▸ Text passage
== Segment start ==

Under the microscope: a note on inquests and NHS Trusts

Under the microscope: a note on inquests and NHS Trusts

14/05/2013

Simon Lindsay

Simon Lindsay

Partner

It must be disconcerting for anyone working in the NHS to read of the nation’s adoration of the service, and then see how NHS-bating has become a national sport. Hidden away from the limelight of the Response to the Francis report is a small example of the relentless scrutiny faced by healthcare practitioners in the form of the Court of Appeal judgment in R (Sreedharan) v Coroner for Greater Manchester [2013] EWCA Civ 181. There are a number of important lessons in this case, not least that the scope and intensity of an inquest involving healthcare issues can still be an intimidating arena for Trusts and their staff.

Dr Sreedharan prescribed Heminevrin to his patient Mr Donohue. Heminevrin is a drug used to relieve the symptoms of alcohol withdrawal, but it is highly toxic if taken in combination with it. This prescription was given without checking Mr Donohue’s recent history or seeing him. He took about 50 tablets, when he had been drinking and he consequently died.

The issue for the Court of Appeal was whether the scope of the inquest as conducted was lawful. More graphically, the complaint made by Dr Sreedharan, was it became a criminal trial for manslaughter with him in the dock. Specifically, a long list of concerns was presented to the Court of Appeal to show that the Coroner had gone too far and investigated matters that were irrelevant or designed to undermine Dr Sreedharan. Among other things, the inquest explored an unrelated PCT performance review postdating the incident, whether Dr Sreedharan returned medical records to the PCT after the death and a referral to the GMC. The Court of Appeal found that while some of the matters explored were of peripheral relevance to the Inquest, most of them did relate directly or indirectly to the death.

The Court gave a helpful summary of the current law on the scope of inquests. It recognised that most Coroners now see little difference between an Article 2 Inquest and a traditional inquest, save in terms of verdict and findings. In other words, a Coroner has to tread a path between an obligation to uncover all the facts and expose discreditable conduct, while not infringing the requirement to give a verdict which explains how the deceased died nor directing proceedings other than for that purpose.

What this ruling emphasises is that the scope of an Inquest can encompass an investigation of matters which may turn out to be irrelevant, but which should be looked into, just in case some relevant detail emerges either for the purpose of establishing the circumstances around the death or to enable the Coroner to make an announcement under Rule 43. Anecdotally, this is common across the country, whereby Coroners are prepared to look into matters more thoroughly and more aggressively even where it is not entirely clear that they relate to the cause of death. This is not changing the boundaries of an inquiry, it is merely taking advantage of the inherent flexibility in them. It is also consistent with a current trend to scrutinise healthcare performance more closely.

It also means that Trusts will need to be prepared to release more information than otherwise would have been expected. More staff will be required to attend inquests, production of SI reports will become the norm rather than the exception and performance data will become a more common feature at inquests. This is entirely consistent with the duty of candour in the current standard contract terms and the requirements of the NPSA guidance in Being Open (23.11.2011). The Government’s first response to the Francis Report emphasised that mortality data must be accurate and patients should be able to trust what they are told as a fair and honest account. It is likely that once transposed into an inquest arena, the expectation will be that the Trust should demonstrate that it is being open and transparent.

== Segment end ==

▸ Exercise details
In the note on inquests and NHS Trusts, start at the words "It also means" and stop after the words "open and transparent.". Copy that span word for word.

▸ Data section

== Segment start ==

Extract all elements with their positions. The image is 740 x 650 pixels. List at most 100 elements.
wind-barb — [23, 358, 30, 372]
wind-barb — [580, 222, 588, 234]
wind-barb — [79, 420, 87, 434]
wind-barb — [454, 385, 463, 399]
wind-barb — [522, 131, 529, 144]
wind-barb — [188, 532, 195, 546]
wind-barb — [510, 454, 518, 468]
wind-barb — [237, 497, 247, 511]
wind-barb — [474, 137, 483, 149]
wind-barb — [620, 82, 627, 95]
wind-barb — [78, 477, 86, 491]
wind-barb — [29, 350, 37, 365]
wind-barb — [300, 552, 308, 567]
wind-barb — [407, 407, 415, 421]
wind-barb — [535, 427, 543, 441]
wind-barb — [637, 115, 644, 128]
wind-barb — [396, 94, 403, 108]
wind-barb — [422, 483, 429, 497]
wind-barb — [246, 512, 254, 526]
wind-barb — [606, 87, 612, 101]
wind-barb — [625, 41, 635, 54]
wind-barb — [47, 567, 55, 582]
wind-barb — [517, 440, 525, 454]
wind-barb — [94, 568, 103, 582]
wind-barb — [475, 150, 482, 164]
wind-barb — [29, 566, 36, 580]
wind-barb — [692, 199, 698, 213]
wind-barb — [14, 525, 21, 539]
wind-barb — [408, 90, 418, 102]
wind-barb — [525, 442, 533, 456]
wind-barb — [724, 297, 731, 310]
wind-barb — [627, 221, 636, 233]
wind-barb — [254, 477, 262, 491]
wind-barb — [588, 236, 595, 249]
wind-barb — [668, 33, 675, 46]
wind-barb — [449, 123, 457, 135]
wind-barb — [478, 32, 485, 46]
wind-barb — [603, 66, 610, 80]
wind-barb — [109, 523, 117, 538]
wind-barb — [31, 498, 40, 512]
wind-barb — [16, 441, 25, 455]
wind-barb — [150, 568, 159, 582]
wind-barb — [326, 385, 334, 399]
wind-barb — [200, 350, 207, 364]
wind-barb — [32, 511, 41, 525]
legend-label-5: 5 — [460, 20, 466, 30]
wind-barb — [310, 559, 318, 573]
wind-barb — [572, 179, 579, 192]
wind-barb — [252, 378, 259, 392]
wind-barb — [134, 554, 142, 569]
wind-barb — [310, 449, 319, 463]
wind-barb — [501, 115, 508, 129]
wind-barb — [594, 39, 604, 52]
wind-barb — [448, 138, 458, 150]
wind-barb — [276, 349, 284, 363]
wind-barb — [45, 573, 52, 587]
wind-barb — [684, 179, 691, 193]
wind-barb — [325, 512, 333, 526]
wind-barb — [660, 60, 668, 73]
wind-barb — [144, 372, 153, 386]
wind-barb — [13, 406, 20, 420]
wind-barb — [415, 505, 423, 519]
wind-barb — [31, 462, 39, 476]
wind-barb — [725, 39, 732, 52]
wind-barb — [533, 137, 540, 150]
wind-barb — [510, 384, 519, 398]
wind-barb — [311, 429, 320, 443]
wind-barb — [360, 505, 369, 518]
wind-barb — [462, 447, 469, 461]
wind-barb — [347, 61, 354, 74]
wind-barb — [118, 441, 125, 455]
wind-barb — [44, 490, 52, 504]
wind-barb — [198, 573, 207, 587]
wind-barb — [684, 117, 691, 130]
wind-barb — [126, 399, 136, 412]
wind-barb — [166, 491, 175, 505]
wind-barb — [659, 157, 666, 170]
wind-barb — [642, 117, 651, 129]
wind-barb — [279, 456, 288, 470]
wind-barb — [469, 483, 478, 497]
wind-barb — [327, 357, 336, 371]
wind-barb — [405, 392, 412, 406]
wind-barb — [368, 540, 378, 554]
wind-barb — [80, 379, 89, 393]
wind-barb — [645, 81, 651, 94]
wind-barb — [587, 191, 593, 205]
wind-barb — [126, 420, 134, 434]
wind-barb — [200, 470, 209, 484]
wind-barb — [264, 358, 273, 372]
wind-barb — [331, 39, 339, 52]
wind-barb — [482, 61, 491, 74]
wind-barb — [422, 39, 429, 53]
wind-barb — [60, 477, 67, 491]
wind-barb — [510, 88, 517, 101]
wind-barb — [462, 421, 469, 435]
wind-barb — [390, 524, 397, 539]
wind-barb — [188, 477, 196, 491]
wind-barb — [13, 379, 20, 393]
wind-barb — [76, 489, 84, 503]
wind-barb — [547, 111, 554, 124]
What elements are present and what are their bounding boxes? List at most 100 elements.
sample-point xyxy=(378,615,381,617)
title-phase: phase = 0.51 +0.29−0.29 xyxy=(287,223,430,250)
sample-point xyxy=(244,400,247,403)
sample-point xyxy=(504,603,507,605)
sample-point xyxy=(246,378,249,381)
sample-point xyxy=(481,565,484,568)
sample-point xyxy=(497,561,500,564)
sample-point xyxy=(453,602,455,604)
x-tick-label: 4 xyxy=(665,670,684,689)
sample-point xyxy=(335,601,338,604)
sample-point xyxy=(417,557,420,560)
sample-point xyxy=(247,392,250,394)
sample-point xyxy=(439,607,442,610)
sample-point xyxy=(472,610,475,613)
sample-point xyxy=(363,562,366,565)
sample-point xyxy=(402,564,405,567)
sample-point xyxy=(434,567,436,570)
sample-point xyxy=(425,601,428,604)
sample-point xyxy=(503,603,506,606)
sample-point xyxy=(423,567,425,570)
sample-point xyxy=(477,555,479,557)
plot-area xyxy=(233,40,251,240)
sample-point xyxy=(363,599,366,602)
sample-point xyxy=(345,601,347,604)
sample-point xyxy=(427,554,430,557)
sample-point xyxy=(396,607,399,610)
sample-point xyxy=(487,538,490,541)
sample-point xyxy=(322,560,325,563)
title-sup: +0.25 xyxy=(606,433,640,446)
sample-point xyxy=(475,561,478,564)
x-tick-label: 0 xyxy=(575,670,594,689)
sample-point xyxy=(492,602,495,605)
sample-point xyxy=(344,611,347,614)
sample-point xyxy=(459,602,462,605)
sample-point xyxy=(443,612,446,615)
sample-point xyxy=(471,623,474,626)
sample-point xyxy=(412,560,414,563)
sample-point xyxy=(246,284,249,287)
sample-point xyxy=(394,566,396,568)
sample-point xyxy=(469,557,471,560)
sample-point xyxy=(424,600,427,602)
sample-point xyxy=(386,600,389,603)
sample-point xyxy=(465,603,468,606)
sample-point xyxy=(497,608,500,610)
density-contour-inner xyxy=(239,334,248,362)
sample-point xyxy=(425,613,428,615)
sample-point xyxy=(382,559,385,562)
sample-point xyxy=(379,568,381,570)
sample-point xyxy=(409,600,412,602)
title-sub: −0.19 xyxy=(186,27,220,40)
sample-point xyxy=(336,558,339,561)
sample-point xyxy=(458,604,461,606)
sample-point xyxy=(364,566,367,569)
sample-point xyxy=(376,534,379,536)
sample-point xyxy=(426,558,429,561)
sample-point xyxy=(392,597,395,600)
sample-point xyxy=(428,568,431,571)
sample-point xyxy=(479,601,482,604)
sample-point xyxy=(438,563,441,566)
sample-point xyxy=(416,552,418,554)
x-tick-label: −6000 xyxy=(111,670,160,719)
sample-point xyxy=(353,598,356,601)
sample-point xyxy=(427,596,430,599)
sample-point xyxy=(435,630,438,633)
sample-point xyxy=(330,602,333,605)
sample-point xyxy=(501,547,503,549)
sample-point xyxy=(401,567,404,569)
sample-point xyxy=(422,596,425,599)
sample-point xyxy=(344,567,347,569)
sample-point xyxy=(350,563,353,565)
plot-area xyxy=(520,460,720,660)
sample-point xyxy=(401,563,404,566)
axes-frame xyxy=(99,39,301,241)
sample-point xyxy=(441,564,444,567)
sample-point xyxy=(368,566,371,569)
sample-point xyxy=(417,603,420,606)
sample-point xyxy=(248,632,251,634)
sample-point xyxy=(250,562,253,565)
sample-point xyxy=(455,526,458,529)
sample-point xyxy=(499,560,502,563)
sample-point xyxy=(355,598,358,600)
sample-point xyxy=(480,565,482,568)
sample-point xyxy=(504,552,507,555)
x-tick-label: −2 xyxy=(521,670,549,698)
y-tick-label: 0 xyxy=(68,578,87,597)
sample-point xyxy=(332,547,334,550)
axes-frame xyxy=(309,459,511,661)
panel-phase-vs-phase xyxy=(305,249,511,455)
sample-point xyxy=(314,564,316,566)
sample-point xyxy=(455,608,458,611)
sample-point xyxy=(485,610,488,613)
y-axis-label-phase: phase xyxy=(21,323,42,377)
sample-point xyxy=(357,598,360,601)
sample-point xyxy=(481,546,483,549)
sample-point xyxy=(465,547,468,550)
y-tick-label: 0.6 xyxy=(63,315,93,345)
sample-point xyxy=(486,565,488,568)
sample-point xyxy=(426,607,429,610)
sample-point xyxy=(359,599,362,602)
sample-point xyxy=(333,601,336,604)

== Segment end ==

▸ Result
It also means that Trusts will need to be prepared to release more information than otherwise would have been expected. More staff will be required to attend inquests, production of SI reports will become the norm rather than the exception and performance data will become a more common feature at inquests. This is entirely consistent with the duty of candour in the current standard contract terms and the requirements of the NPSA guidance in Being Open (23.11.2011). The Government’s first response to the Francis Report emphasised that mortality data must be accurate and patients should be able to trust what they are told as a fair and honest account. It is likely that once transposed into an inquest arena, the expectation will be that the Trust should demonstrate that it is being open and transparent.